Data entries for graphics
* BEGIN *

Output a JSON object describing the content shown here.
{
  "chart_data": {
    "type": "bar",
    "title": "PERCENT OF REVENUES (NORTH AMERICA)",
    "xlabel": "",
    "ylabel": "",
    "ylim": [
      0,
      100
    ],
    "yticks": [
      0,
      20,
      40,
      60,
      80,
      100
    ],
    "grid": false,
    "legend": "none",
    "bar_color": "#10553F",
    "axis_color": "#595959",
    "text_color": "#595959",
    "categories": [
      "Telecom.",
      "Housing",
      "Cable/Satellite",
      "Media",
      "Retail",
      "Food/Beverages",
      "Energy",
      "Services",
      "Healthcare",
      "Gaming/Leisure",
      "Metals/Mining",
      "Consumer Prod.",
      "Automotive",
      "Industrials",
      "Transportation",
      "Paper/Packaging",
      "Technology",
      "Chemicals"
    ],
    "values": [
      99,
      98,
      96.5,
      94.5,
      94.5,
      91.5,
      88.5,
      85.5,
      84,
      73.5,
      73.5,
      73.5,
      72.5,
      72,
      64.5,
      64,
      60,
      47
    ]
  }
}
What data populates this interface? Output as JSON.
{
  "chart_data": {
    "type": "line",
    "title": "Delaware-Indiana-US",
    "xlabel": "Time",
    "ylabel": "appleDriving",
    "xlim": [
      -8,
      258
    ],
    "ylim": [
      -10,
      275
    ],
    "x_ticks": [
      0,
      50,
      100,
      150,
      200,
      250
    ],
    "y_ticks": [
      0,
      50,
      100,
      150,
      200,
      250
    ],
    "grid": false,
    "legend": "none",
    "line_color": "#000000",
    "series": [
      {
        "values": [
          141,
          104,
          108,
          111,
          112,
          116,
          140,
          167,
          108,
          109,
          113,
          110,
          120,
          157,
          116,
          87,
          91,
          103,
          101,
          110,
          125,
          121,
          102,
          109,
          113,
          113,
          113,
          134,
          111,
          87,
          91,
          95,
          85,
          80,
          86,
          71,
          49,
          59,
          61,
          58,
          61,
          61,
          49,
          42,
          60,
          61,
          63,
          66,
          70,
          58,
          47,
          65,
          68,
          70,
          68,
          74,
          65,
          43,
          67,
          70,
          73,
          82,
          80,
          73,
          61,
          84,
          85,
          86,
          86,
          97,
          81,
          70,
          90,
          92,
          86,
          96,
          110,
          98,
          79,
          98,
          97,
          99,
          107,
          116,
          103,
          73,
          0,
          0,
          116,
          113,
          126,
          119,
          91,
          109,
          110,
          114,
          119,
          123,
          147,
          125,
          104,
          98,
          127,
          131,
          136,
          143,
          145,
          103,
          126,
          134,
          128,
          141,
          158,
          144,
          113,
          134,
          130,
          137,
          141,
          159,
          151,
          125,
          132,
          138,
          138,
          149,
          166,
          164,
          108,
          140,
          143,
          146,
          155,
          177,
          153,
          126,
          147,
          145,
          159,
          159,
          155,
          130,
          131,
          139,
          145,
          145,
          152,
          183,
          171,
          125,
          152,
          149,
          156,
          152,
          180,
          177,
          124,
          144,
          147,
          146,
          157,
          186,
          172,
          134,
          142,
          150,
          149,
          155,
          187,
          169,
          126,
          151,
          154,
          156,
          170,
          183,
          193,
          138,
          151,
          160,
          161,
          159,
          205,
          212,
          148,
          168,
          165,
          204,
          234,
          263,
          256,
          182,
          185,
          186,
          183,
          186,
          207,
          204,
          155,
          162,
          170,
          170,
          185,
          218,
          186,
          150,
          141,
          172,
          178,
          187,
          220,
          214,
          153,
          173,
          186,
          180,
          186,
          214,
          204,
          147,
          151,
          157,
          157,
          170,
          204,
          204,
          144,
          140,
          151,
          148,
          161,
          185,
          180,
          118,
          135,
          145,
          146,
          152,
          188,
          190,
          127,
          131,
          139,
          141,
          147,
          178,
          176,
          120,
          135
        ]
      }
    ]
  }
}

* END *

Task requirements | Every record should be given again exactly.

Finished exercise |
Output a JSON object describing the content shown here.
{
  "chart_data": {
    "type": "bar",
    "title": "PERCENT OF REVENUES (NORTH AMERICA)",
    "xlabel": "",
    "ylabel": "",
    "ylim": [
      0,
      100
    ],
    "yticks": [
      0,
      20,
      40,
      60,
      80,
      100
    ],
    "grid": false,
    "legend": "none",
    "bar_color": "#10553F",
    "axis_color": "#595959",
    "text_color": "#595959",
    "categories": [
      "Telecom.",
      "Housing",
      "Cable/Satellite",
      "Media",
      "Retail",
      "Food/Beverages",
      "Energy",
      "Services",
      "Healthcare",
      "Gaming/Leisure",
      "Metals/Mining",
      "Consumer Prod.",
      "Automotive",
      "Industrials",
      "Transportation",
      "Paper/Packaging",
      "Technology",
      "Chemicals"
    ],
    "values": [
      99,
      98,
      96.5,
      94.5,
      94.5,
      91.5,
      88.5,
      85.5,
      84,
      73.5,
      73.5,
      73.5,
      72.5,
      72,
      64.5,
      64,
      60,
      47
    ]
  }
}
What data populates this interface? Output as JSON.
{
  "chart_data": {
    "type": "line",
    "title": "Delaware-Indiana-US",
    "xlabel": "Time",
    "ylabel": "appleDriving",
    "xlim": [
      -8,
      258
    ],
    "ylim": [
      -10,
      275
    ],
    "x_ticks": [
      0,
      50,
      100,
      150,
      200,
      250
    ],
    "y_ticks": [
      0,
      50,
      100,
      150,
      200,
      250
    ],
    "grid": false,
    "legend": "none",
    "line_color": "#000000",
    "series": [
      {
        "values": [
          141,
          104,
          108,
          111,
          112,
          116,
          140,
          167,
          108,
          109,
          113,
          110,
          120,
          157,
          116,
          87,
          91,
          103,
          101,
          110,
          125,
          121,
          102,
          109,
          113,
          113,
          113,
          134,
          111,
          87,
          91,
          95,
          85,
          80,
          86,
          71,
          49,
          59,
          61,
          58,
          61,
          61,
          49,
          42,
          60,
          61,
          63,
          66,
          70,
          58,
          47,
          65,
          68,
          70,
          68,
          74,
          65,
          43,
          67,
          70,
          73,
          82,
          80,
          73,
          61,
          84,
          85,
          86,
          86,
          97,
          81,
          70,
          90,
          92,
          86,
          96,
          110,
          98,
          79,
          98,
          97,
          99,
          107,
          116,
          103,
          73,
          0,
          0,
          116,
          113,
          126,
          119,
          91,
          109,
          110,
          114,
          119,
          123,
          147,
          125,
          104,
          98,
          127,
          131,
          136,
          143,
          145,
          103,
          126,
          134,
          128,
          141,
          158,
          144,
          113,
          134,
          130,
          137,
          141,
          159,
          151,
          125,
          132,
          138,
          138,
          149,
          166,
          164,
          108,
          140,
          143,
          146,
          155,
          177,
          153,
          126,
          147,
          145,
          159,
          159,
          155,
          130,
          131,
          139,
          145,
          145,
          152,
          183,
          171,
          125,
          152,
          149,
          156,
          152,
          180,
          177,
          124,
          144,
          147,
          146,
          157,
          186,
          172,
          134,
          142,
          150,
          149,
          155,
          187,
          169,
          126,
          151,
          154,
          156,
          170,
          183,
          193,
          138,
          151,
          160,
          161,
          159,
          205,
          212,
          148,
          168,
          165,
          204,
          234,
          263,
          256,
          182,
          185,
          186,
          183,
          186,
          207,
          204,
          155,
          162,
          170,
          170,
          185,
          218,
          186,
          150,
          141,
          172,
          178,
          187,
          220,
          214,
          153,
          173,
          186,
          180,
          186,
          214,
          204,
          147,
          151,
          157,
          157,
          170,
          204,
          204,
          144,
          140,
          151,
          148,
          161,
          185,
          180,
          118,
          135,
          145,
          146,
          152,
          188,
          190,
          127,
          131,
          139,
          141,
          147,
          178,
          176,
          120,
          135
        ]
      }
    ]
  }
}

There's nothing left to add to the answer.